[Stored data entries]
============

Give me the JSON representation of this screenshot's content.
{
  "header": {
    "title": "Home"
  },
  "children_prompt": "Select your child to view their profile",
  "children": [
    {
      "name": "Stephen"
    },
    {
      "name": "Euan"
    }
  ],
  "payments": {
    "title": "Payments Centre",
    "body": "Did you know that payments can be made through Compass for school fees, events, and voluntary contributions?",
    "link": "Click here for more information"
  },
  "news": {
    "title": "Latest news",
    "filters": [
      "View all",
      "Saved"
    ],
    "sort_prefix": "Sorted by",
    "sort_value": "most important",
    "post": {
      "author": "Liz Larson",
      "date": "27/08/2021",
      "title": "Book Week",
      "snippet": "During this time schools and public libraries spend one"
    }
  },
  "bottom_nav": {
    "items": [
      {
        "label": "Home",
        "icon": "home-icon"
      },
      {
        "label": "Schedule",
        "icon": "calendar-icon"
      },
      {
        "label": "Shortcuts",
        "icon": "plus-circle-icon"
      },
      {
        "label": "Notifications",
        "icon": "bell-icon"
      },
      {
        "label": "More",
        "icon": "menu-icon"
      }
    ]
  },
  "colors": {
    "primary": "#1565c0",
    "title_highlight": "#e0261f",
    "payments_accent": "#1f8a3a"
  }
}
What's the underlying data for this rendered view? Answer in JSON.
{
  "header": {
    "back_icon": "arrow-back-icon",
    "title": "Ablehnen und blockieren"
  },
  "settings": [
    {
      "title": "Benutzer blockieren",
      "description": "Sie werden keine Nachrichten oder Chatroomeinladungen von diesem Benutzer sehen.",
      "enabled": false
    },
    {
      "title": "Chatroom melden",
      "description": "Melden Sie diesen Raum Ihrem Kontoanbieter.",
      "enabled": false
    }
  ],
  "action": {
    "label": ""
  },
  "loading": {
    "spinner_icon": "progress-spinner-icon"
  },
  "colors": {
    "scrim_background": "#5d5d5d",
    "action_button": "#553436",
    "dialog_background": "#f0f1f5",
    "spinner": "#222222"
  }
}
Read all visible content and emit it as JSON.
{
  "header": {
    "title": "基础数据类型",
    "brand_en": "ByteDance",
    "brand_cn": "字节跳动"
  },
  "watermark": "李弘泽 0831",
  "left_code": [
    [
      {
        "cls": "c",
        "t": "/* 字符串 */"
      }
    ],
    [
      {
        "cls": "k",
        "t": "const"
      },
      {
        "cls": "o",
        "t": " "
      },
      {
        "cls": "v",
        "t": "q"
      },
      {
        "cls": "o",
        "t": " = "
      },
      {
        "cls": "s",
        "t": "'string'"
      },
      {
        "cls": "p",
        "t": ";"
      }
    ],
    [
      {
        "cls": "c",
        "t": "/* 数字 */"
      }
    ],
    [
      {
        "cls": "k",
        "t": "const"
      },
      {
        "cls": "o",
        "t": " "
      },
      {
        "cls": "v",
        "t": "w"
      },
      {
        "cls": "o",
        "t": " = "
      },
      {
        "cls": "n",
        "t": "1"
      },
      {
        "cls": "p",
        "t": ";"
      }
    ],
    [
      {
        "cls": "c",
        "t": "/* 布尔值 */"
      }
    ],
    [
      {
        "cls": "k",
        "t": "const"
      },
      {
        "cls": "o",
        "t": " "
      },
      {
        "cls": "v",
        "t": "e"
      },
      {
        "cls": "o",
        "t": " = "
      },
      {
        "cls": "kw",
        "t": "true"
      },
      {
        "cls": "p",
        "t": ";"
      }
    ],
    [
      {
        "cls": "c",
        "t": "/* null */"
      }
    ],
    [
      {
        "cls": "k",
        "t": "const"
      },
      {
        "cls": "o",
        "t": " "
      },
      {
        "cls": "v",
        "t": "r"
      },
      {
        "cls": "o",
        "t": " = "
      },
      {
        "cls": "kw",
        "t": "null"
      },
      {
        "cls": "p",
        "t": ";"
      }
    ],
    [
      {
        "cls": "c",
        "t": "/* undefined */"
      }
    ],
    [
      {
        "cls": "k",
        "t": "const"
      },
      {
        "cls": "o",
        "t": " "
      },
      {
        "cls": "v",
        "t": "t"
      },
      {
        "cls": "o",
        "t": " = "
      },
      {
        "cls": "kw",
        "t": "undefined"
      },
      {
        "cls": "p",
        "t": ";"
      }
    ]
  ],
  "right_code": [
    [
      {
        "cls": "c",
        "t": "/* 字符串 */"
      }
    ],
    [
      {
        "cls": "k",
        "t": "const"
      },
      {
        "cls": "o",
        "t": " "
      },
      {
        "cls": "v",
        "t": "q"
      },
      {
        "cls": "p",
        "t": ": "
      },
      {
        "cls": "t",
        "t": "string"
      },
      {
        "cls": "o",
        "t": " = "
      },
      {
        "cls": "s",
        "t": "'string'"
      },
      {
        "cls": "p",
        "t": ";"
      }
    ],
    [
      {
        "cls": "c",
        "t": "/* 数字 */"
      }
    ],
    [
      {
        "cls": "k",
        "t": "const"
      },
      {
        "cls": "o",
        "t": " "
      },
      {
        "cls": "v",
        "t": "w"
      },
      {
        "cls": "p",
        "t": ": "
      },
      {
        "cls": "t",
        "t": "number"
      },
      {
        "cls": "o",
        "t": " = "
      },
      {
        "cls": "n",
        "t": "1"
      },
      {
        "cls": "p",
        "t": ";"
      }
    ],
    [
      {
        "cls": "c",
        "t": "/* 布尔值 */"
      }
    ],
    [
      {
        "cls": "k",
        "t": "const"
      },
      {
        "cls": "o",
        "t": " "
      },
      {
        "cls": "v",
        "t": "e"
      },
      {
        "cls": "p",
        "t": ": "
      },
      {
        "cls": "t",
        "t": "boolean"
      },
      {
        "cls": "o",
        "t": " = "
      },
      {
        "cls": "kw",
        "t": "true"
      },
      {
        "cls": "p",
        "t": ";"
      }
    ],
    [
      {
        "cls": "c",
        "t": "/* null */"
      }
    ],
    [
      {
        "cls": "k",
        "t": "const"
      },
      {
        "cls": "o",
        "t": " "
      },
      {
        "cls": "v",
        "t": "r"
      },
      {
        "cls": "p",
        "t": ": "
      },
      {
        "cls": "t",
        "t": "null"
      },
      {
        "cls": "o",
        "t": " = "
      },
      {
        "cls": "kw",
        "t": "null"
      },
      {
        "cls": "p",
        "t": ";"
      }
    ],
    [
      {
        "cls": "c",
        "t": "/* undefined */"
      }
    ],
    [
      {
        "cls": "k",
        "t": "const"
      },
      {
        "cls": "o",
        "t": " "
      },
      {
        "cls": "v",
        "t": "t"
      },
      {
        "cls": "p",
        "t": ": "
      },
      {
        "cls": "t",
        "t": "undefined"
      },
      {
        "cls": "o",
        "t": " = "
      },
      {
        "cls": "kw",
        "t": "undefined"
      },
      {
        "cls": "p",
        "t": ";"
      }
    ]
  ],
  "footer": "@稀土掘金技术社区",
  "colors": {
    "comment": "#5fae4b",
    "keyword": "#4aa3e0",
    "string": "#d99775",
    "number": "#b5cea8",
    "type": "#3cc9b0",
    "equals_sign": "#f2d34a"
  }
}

============

● Exercise goal
Would you reproduce the material above in full, exactly as given?

● Worked answer
Give me the JSON representation of this screenshot's content.
{
  "header": {
    "title": "Home"
  },
  "children_prompt": "Select your child to view their profile",
  "children": [
    {
      "name": "Stephen"
    },
    {
      "name": "Euan"
    }
  ],
  "payments": {
    "title": "Payments Centre",
    "body": "Did you know that payments can be made through Compass for school fees, events, and voluntary contributions?",
    "link": "Click here for more information"
  },
  "news": {
    "title": "Latest news",
    "filters": [
      "View all",
      "Saved"
    ],
    "sort_prefix": "Sorted by",
    "sort_value": "most important",
    "post": {
      "author": "Liz Larson",
      "date": "27/08/2021",
      "title": "Book Week",
      "snippet": "During this time schools and public libraries spend one"
    }
  },
  "bottom_nav": {
    "items": [
      {
        "label": "Home",
        "icon": "home-icon"
      },
      {
        "label": "Schedule",
        "icon": "calendar-icon"
      },
      {
        "label": "Shortcuts",
        "icon": "plus-circle-icon"
      },
      {
        "label": "Notifications",
        "icon": "bell-icon"
      },
      {
        "label": "More",
        "icon": "menu-icon"
      }
    ]
  },
  "colors": {
    "primary": "#1565c0",
    "title_highlight": "#e0261f",
    "payments_accent": "#1f8a3a"
  }
}
What's the underlying data for this rendered view? Answer in JSON.
{
  "header": {
    "back_icon": "arrow-back-icon",
    "title": "Ablehnen und blockieren"
  },
  "settings": [
    {
      "title": "Benutzer blockieren",
      "description": "Sie werden keine Nachrichten oder Chatroomeinladungen von diesem Benutzer sehen.",
      "enabled": false
    },
    {
      "title": "Chatroom melden",
      "description": "Melden Sie diesen Raum Ihrem Kontoanbieter.",
      "enabled": false
    }
  ],
  "action": {
    "label": ""
  },
  "loading": {
    "spinner_icon": "progress-spinner-icon"
  },
  "colors": {
    "scrim_background": "#5d5d5d",
    "action_button": "#553436",
    "dialog_background": "#f0f1f5",
    "spinner": "#222222"
  }
}
Read all visible content and emit it as JSON.
{
  "header": {
    "title": "基础数据类型",
    "brand_en": "ByteDance",
    "brand_cn": "字节跳动"
  },
  "watermark": "李弘泽 0831",
  "left_code": [
    [
      {
        "cls": "c",
        "t": "/* 字符串 */"
      }
    ],
    [
      {
        "cls": "k",
        "t": "const"
      },
      {
        "cls": "o",
        "t": " "
      },
      {
        "cls": "v",
        "t": "q"
      },
      {
        "cls": "o",
        "t": " = "
      },
      {
        "cls": "s",
        "t": "'string'"
      },
      {
        "cls": "p",
        "t": ";"
      }
    ],
    [
      {
        "cls": "c",
        "t": "/* 数字 */"
      }
    ],
    [
      {
        "cls": "k",
        "t": "const"
      },
      {
        "cls": "o",
        "t": " "
      },
      {
        "cls": "v",
        "t": "w"
      },
      {
        "cls": "o",
        "t": " = "
      },
      {
        "cls": "n",
        "t": "1"
      },
      {
        "cls": "p",
        "t": ";"
      }
    ],
    [
      {
        "cls": "c",
        "t": "/* 布尔值 */"
      }
    ],
    [
      {
        "cls": "k",
        "t": "const"
      },
      {
        "cls": "o",
        "t": " "
      },
      {
        "cls": "v",
        "t": "e"
      },
      {
        "cls": "o",
        "t": " = "
      },
      {
        "cls": "kw",
        "t": "true"
      },
      {
        "cls": "p",
        "t": ";"
      }
    ],
    [
      {
        "cls": "c",
        "t": "/* null */"
      }
    ],
    [
      {
        "cls": "k",
        "t": "const"
      },
      {
        "cls": "o",
        "t": " "
      },
      {
        "cls": "v",
        "t": "r"
      },
      {
        "cls": "o",
        "t": " = "
      },
      {
        "cls": "kw",
        "t": "null"
      },
      {
        "cls": "p",
        "t": ";"
      }
    ],
    [
      {
        "cls": "c",
        "t": "/* undefined */"
      }
    ],
    [
      {
        "cls": "k",
        "t": "const"
      },
      {
        "cls": "o",
        "t": " "
      },
      {
        "cls": "v",
        "t": "t"
      },
      {
        "cls": "o",
        "t": " = "
      },
      {
        "cls": "kw",
        "t": "undefined"
      },
      {
        "cls": "p",
        "t": ";"
      }
    ]
  ],
  "right_code": [
    [
      {
        "cls": "c",
        "t": "/* 字符串 */"
      }
    ],
    [
      {
        "cls": "k",
        "t": "const"
      },
      {
        "cls": "o",
        "t": " "
      },
      {
        "cls": "v",
        "t": "q"
      },
      {
        "cls": "p",
        "t": ": "
      },
      {
        "cls": "t",
        "t": "string"
      },
      {
        "cls": "o",
        "t": " = "
      },
      {
        "cls": "s",
        "t": "'string'"
      },
      {
        "cls": "p",
        "t": ";"
      }
    ],
    [
      {
        "cls": "c",
        "t": "/* 数字 */"
      }
    ],
    [
      {
        "cls": "k",
        "t": "const"
      },
      {
        "cls": "o",
        "t": " "
      },
      {
        "cls": "v",
        "t": "w"
      },
      {
        "cls": "p",
        "t": ": "
      },
      {
        "cls": "t",
        "t": "number"
      },
      {
        "cls": "o",
        "t": " = "
      },
      {
        "cls": "n",
        "t": "1"
      },
      {
        "cls": "p",
        "t": ";"
      }
    ],
    [
      {
        "cls": "c",
        "t": "/* 布尔值 */"
      }
    ],
    [
      {
        "cls": "k",
        "t": "const"
      },
      {
        "cls": "o",
        "t": " "
      },
      {
        "cls": "v",
        "t": "e"
      },
      {
        "cls": "p",
        "t": ": "
      },
      {
        "cls": "t",
        "t": "boolean"
      },
      {
        "cls": "o",
        "t": " = "
      },
      {
        "cls": "kw",
        "t": "true"
      },
      {
        "cls": "p",
        "t": ";"
      }
    ],
    [
      {
        "cls": "c",
        "t": "/* null */"
      }
    ],
    [
      {
        "cls": "k",
        "t": "const"
      },
      {
        "cls": "o",
        "t": " "
      },
      {
        "cls": "v",
        "t": "r"
      },
      {
        "cls": "p",
        "t": ": "
      },
      {
        "cls": "t",
        "t": "null"
      },
      {
        "cls": "o",
        "t": " = "
      },
      {
        "cls": "kw",
        "t": "null"
      },
      {
        "cls": "p",
        "t": ";"
      }
    ],
    [
      {
        "cls": "c",
        "t": "/* undefined */"
      }
    ],
    [
      {
        "cls": "k",
        "t": "const"
      },
      {
        "cls": "o",
        "t": " "
      },
      {
        "cls": "v",
        "t": "t"
      },
      {
        "cls": "p",
        "t": ": "
      },
      {
        "cls": "t",
        "t": "undefined"
      },
      {
        "cls": "o",
        "t": " = "
      },
      {
        "cls": "kw",
        "t": "undefined"
      },
      {
        "cls": "p",
        "t": ";"
      }
    ]
  ],
  "footer": "@稀土掘金技术社区",
  "colors": {
    "comment": "#5fae4b",
    "keyword": "#4aa3e0",
    "string": "#d99775",
    "number": "#b5cea8",
    "type": "#3cc9b0",
    "equals_sign": "#f2d34a"
  }
}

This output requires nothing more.